Stored records:
>> start
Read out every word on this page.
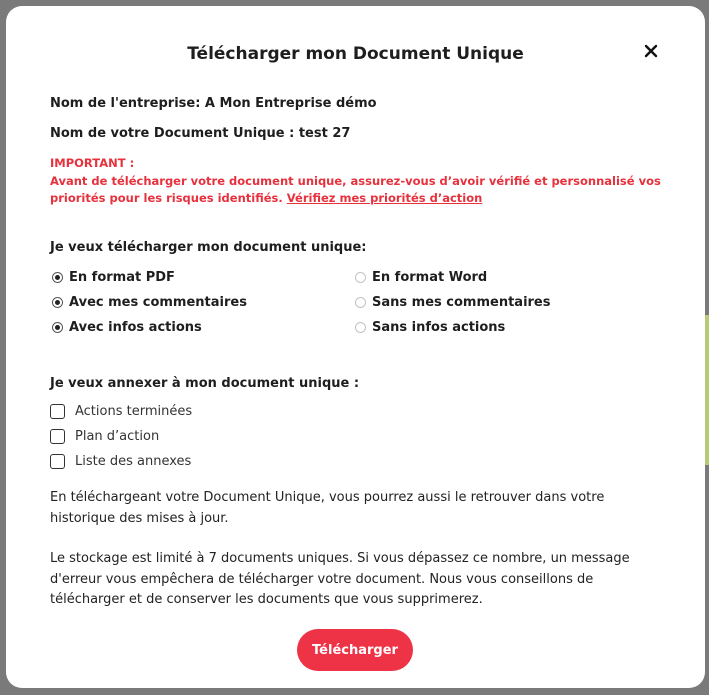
Télécharger mon Document Unique
Nom de l'entreprise: A Mon Entreprise démo
Nom de votre Document Unique : test 27
IMPORTANT :
Avant de télécharger votre document unique, assurez-vous d’avoir vérifié et personnalisé vos priorités pour les risques identifiés. Vérifiez mes priorités d’action
Je veux télécharger mon document unique:
En format PDF	En format Word
Avec mes commentaires	Sans mes commentaires
Avec infos actions	Sans infos actions
Je veux annexer à mon document unique :
Actions terminées
Plan d’action
Liste des annexes
En téléchargeant votre Document Unique, vous pourrez aussi le retrouver dans votre historique des mises à jour.
Le stockage est limité à 7 documents uniques. Si vous dépassez ce nombre, un message d'erreur vous empêchera de télécharger votre document. Nous vous conseillons de télécharger et de conserver les documents que vous supprimerez.
Télécharger
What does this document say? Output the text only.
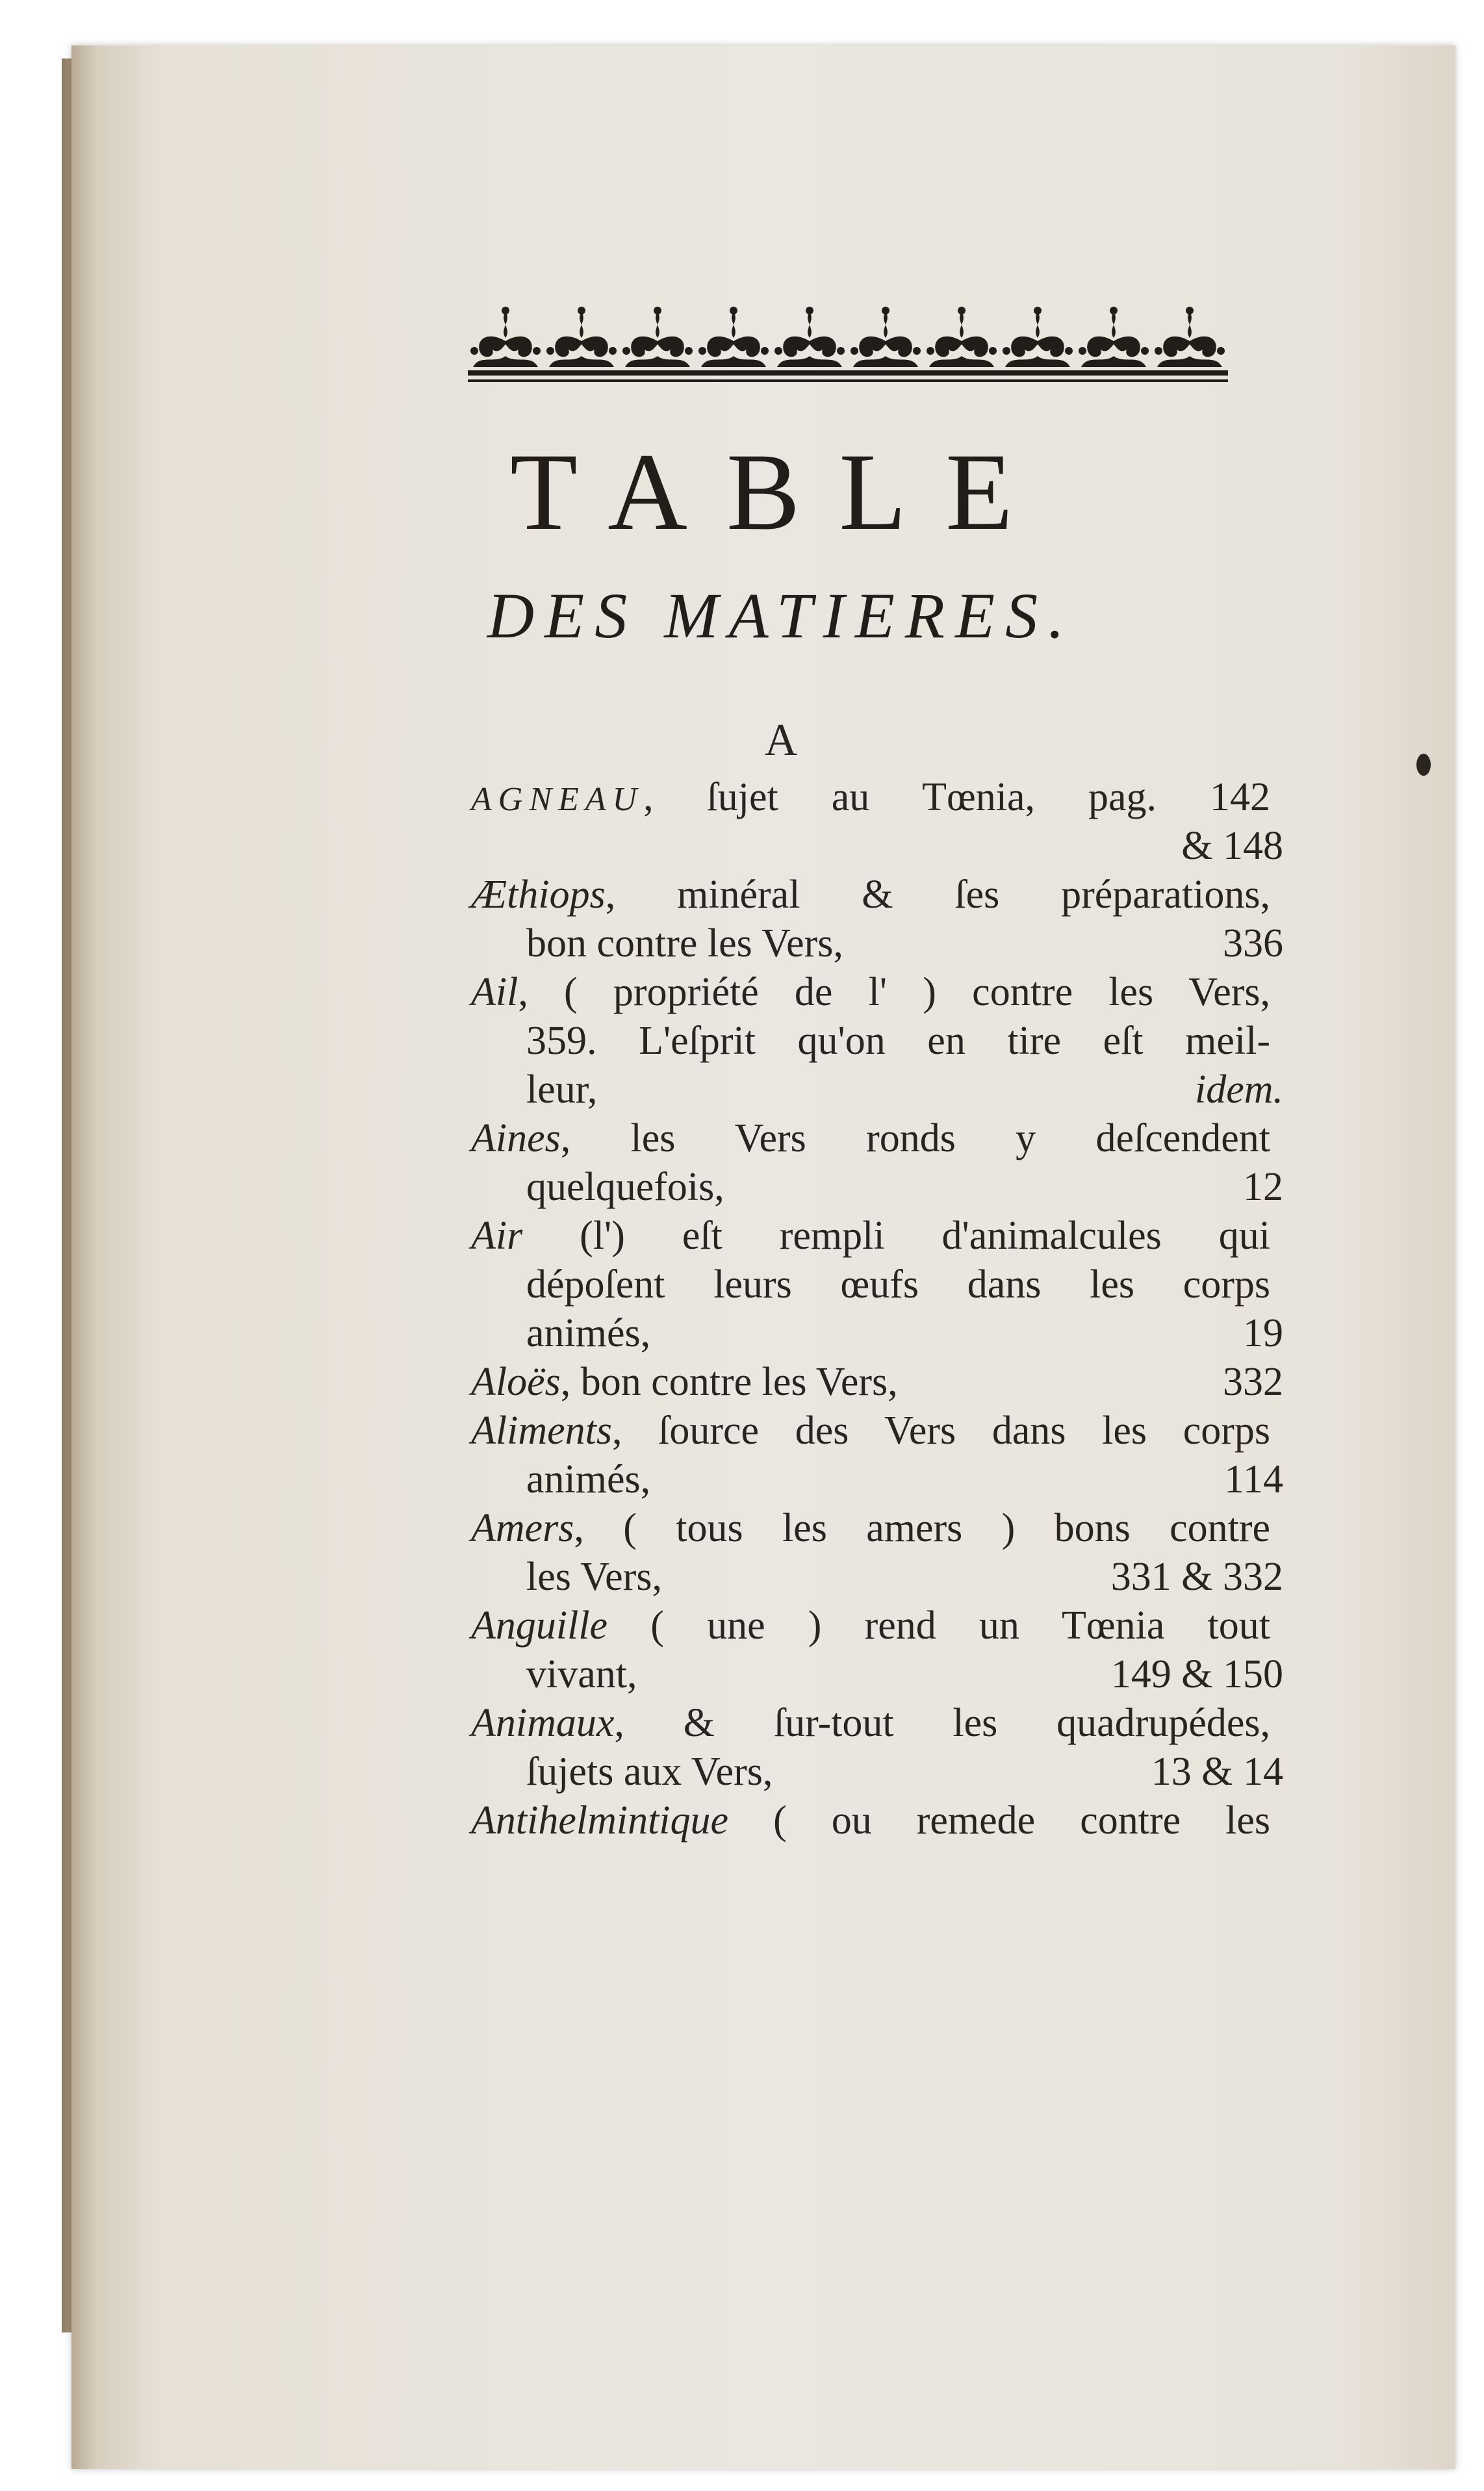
TABLE
DES MATIERES.
A
AGNEAU, ſujet au Tœnia, pag. 142
& 148
Æthiops, minéral & ſes préparations,
bon contre les Vers,	336
Ail, ( propriété de l' ) contre les Vers,
359. L'eſprit qu'on en tire eſt meil-
leur,	idem.
Aines, les Vers ronds y deſcendent
quelquefois,	12
Air (l') eſt rempli d'animalcules qui
dépoſent leurs œufs dans les corps
animés,	19
Aloës, bon contre les Vers,	332
Aliments, ſource des Vers dans les corps
animés,	114
Amers, ( tous les amers ) bons contre
les Vers,	331 & 332
Anguille ( une ) rend un Tœnia tout
vivant,	149 & 150
Animaux, & ſur-tout les quadrupédes,
ſujets aux Vers,	13 & 14
Antihelmintique ( ou remede contre les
>> end
Filter the records for lines holding the string "tout". Copy each one.

Anguille ( une ) rend un Tœnia tout
Animaux, & ſur-tout les quadrupédes,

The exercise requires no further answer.